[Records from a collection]
** START **

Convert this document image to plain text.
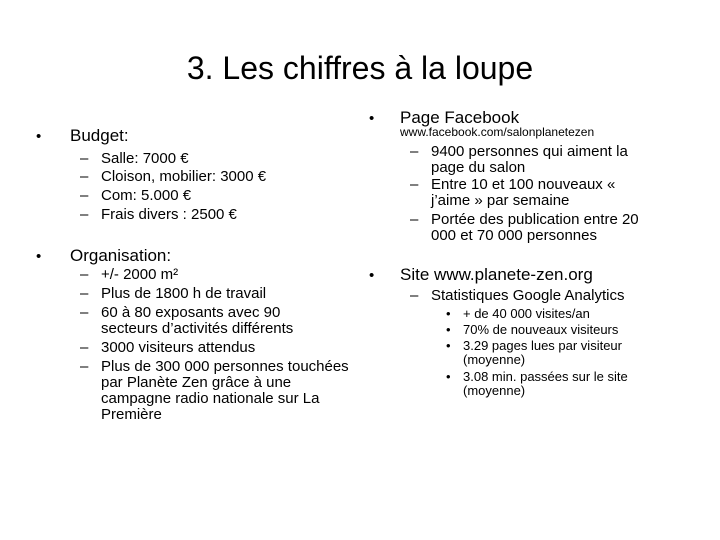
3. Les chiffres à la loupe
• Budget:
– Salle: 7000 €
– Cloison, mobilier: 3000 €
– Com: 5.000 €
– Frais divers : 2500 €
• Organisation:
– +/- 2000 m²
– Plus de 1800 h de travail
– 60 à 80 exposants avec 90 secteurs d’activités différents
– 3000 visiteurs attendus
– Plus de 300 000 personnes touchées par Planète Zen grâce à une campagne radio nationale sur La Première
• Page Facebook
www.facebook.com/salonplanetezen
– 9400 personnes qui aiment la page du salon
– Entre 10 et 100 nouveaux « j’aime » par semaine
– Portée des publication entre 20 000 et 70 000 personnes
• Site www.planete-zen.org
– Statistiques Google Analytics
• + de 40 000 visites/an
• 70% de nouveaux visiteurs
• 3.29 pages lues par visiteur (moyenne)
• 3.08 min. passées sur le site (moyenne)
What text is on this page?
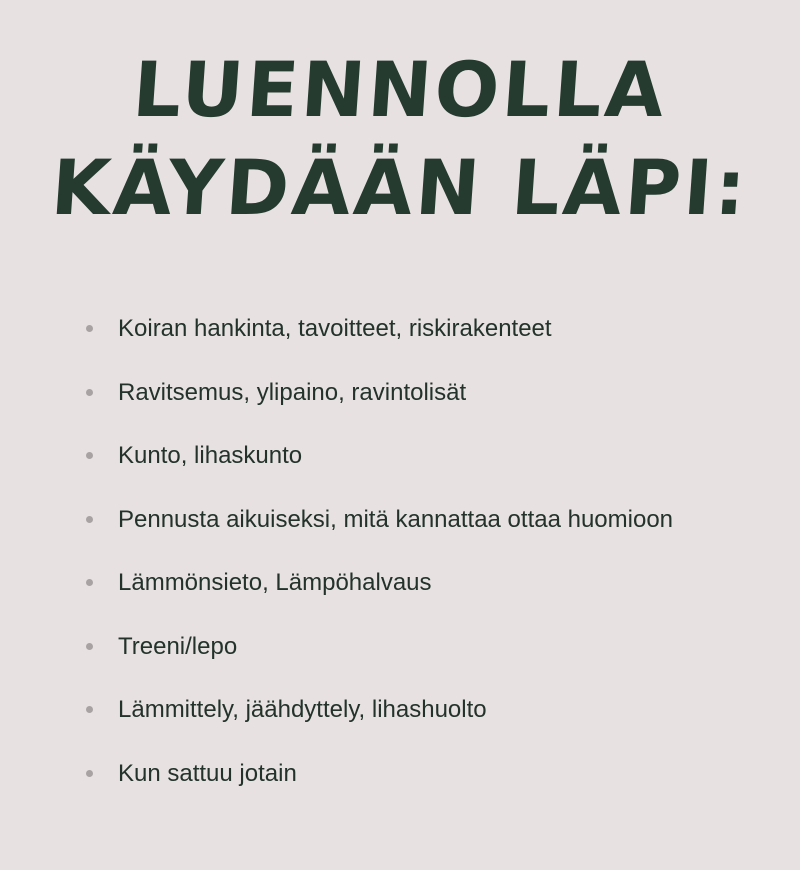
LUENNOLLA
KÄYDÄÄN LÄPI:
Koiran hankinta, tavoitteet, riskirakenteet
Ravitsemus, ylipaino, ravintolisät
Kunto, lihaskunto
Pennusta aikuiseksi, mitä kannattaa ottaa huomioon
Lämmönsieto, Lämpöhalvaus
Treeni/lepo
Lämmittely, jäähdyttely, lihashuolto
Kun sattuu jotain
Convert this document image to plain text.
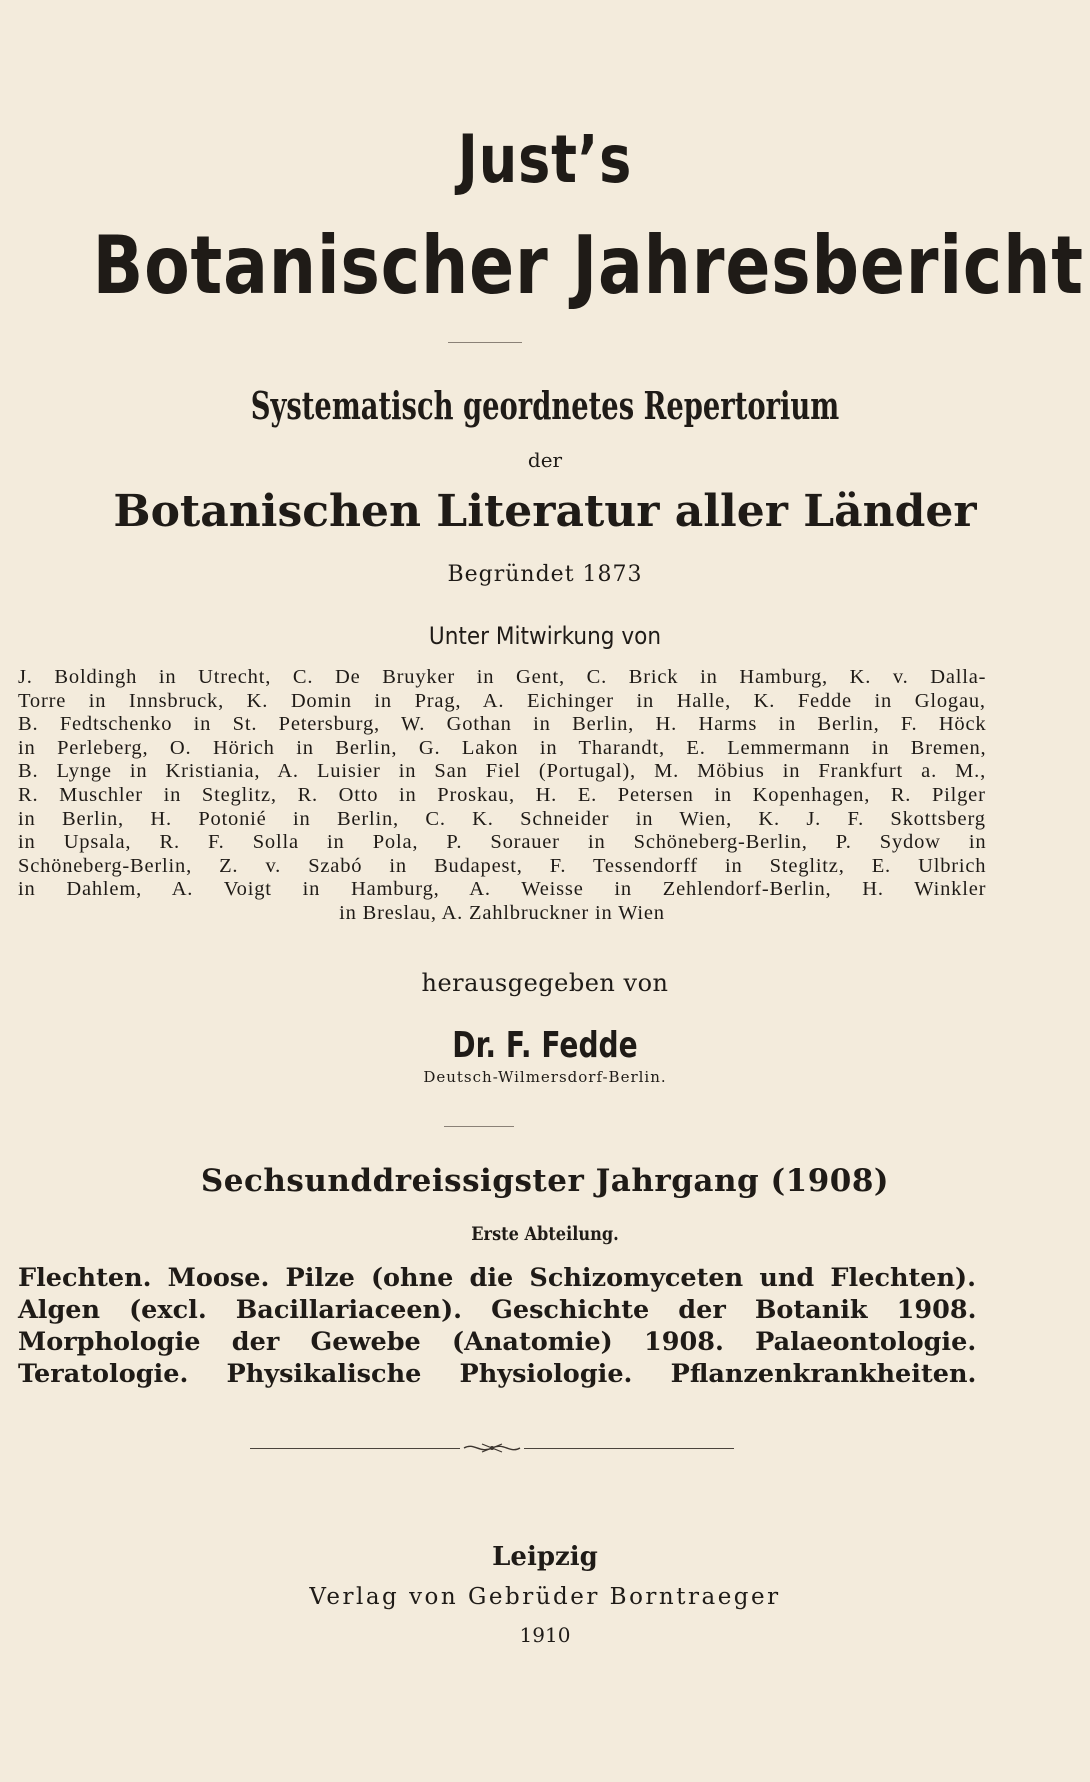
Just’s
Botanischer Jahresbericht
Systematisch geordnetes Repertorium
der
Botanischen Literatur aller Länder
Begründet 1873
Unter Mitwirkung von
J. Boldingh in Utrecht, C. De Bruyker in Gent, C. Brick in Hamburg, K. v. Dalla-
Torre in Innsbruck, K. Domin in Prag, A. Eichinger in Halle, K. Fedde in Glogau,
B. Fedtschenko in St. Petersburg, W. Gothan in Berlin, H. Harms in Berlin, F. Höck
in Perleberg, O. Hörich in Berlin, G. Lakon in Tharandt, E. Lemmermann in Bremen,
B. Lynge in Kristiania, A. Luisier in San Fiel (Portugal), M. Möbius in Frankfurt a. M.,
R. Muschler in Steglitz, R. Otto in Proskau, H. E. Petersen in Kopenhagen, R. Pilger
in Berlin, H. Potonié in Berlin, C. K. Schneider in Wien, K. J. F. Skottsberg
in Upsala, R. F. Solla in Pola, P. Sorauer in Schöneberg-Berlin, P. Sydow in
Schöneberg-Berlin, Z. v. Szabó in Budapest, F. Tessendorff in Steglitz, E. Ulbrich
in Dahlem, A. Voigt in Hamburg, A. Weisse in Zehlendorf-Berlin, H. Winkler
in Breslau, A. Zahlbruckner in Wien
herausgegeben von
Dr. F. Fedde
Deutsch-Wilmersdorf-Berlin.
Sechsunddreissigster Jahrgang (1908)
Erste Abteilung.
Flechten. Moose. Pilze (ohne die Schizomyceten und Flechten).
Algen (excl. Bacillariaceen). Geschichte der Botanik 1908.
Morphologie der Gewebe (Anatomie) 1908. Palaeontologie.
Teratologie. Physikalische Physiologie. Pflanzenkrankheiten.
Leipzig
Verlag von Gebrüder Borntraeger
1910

** END **

### TASK GOAL
Omit every image. Quote each record exactly.

### SOLUTION TO THIS PROBLEM
Convert this document image to plain text.
3. Les chiffres à la loupe
• Budget:
– Salle: 7000 €
– Cloison, mobilier: 3000 €
– Com: 5.000 €
– Frais divers : 2500 €
• Organisation:
– +/- 2000 m²
– Plus de 1800 h de travail
– 60 à 80 exposants avec 90 secteurs d’activités différents
– 3000 visiteurs attendus
– Plus de 300 000 personnes touchées par Planète Zen grâce à une campagne radio nationale sur La Première
• Page Facebook
www.facebook.com/salonplanetezen
– 9400 personnes qui aiment la page du salon
– Entre 10 et 100 nouveaux « j’aime » par semaine
– Portée des publication entre 20 000 et 70 000 personnes
• Site www.planete-zen.org
– Statistiques Google Analytics
• + de 40 000 visites/an
• 70% de nouveaux visiteurs
• 3.29 pages lues par visiteur (moyenne)
• 3.08 min. passées sur le site (moyenne)
What text is on this page?
LUENNOLLA
KÄYDÄÄN LÄPI:
Koiran hankinta, tavoitteet, riskirakenteet
Ravitsemus, ylipaino, ravintolisät
Kunto, lihaskunto
Pennusta aikuiseksi, mitä kannattaa ottaa huomioon
Lämmönsieto, Lämpöhalvaus
Treeni/lepo
Lämmittely, jäähdyttely, lihashuolto
Kun sattuu jotain
Convert this document image to plain text.
Just’s
Botanischer Jahresbericht
Systematisch geordnetes Repertorium
der
Botanischen Literatur aller Länder
Begründet 1873
Unter Mitwirkung von
J. Boldingh in Utrecht, C. De Bruyker in Gent, C. Brick in Hamburg, K. v. Dalla-
Torre in Innsbruck, K. Domin in Prag, A. Eichinger in Halle, K. Fedde in Glogau,
B. Fedtschenko in St. Petersburg, W. Gothan in Berlin, H. Harms in Berlin, F. Höck
in Perleberg, O. Hörich in Berlin, G. Lakon in Tharandt, E. Lemmermann in Bremen,
B. Lynge in Kristiania, A. Luisier in San Fiel (Portugal), M. Möbius in Frankfurt a. M.,
R. Muschler in Steglitz, R. Otto in Proskau, H. E. Petersen in Kopenhagen, R. Pilger
in Berlin, H. Potonié in Berlin, C. K. Schneider in Wien, K. J. F. Skottsberg
in Upsala, R. F. Solla in Pola, P. Sorauer in Schöneberg-Berlin, P. Sydow in
Schöneberg-Berlin, Z. v. Szabó in Budapest, F. Tessendorff in Steglitz, E. Ulbrich
in Dahlem, A. Voigt in Hamburg, A. Weisse in Zehlendorf-Berlin, H. Winkler
in Breslau, A. Zahlbruckner in Wien
herausgegeben von
Dr. F. Fedde
Deutsch-Wilmersdorf-Berlin.
Sechsunddreissigster Jahrgang (1908)
Erste Abteilung.
Flechten. Moose. Pilze (ohne die Schizomyceten und Flechten).
Algen (excl. Bacillariaceen). Geschichte der Botanik 1908.
Morphologie der Gewebe (Anatomie) 1908. Palaeontologie.
Teratologie. Physikalische Physiologie. Pflanzenkrankheiten.
Leipzig
Verlag von Gebrüder Borntraeger
1910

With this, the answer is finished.